Task details: Single out each line with the word "عمومی" and copy it.

Input:

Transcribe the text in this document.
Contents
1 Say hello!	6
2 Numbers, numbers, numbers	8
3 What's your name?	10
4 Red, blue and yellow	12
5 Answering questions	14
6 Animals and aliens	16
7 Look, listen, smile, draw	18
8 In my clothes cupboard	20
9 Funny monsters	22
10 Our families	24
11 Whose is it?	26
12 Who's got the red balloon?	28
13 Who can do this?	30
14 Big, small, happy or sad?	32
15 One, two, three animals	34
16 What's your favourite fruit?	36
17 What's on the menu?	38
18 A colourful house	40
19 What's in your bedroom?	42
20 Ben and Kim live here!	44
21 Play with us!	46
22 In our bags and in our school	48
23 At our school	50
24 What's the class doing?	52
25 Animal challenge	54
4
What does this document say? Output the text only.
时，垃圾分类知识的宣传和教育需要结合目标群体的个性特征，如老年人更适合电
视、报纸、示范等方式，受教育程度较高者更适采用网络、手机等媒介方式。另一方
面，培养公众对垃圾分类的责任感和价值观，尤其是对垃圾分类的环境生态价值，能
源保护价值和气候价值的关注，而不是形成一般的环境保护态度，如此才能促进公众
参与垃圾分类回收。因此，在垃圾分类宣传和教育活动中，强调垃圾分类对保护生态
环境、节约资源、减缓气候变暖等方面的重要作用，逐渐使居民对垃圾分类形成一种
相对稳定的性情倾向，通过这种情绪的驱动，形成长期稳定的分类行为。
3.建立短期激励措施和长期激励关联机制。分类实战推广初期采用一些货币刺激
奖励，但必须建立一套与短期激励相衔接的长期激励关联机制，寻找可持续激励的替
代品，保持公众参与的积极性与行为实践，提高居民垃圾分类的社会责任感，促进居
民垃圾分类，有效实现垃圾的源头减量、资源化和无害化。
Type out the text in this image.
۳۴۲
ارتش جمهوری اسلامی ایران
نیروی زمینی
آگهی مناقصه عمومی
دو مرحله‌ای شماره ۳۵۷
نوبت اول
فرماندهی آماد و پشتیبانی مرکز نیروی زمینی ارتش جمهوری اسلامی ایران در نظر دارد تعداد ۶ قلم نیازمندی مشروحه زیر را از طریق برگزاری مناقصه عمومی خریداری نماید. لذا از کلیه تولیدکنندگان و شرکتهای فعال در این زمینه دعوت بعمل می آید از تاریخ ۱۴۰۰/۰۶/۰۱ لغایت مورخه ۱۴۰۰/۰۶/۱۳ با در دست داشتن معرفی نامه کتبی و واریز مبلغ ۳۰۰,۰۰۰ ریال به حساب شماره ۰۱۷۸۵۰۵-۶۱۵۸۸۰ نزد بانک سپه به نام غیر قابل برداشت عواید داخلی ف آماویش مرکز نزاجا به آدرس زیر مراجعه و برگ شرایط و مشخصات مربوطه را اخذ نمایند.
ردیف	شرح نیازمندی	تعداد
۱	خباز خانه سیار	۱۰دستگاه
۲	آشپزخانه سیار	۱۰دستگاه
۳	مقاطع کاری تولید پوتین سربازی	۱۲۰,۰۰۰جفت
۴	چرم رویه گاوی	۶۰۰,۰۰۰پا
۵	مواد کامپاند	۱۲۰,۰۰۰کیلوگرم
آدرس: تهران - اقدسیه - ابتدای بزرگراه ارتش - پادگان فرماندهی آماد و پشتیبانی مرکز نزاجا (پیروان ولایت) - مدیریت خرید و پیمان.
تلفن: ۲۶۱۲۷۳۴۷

Exercise answer:
آگهی مناقصه عمومی
فرماندهی آماد و پشتیبانی مرکز نیروی زمینی ارتش جمهوری اسلامی ایران در نظر دارد تعداد ۶ قلم نیازمندی مشروحه زیر را از طریق برگزاری مناقصه عمومی خریداری نماید. لذا از کلیه تولیدکنندگان و شرکتهای فعال در این زمینه دعوت بعمل می آید از تاریخ ۱۴۰۰/۰۶/۰۱ لغایت مورخه ۱۴۰۰/۰۶/۱۳ با در دست داشتن معرفی نامه کتبی و واریز مبلغ ۳۰۰,۰۰۰ ریال به حساب شماره ۰۱۷۸۵۰۵-۶۱۵۸۸۰ نزد بانک سپه به نام غیر قابل برداشت عواید داخلی ف آماویش مرکز نزاجا به آدرس زیر مراجعه و برگ شرایط و مشخصات مربوطه را اخذ نمایند.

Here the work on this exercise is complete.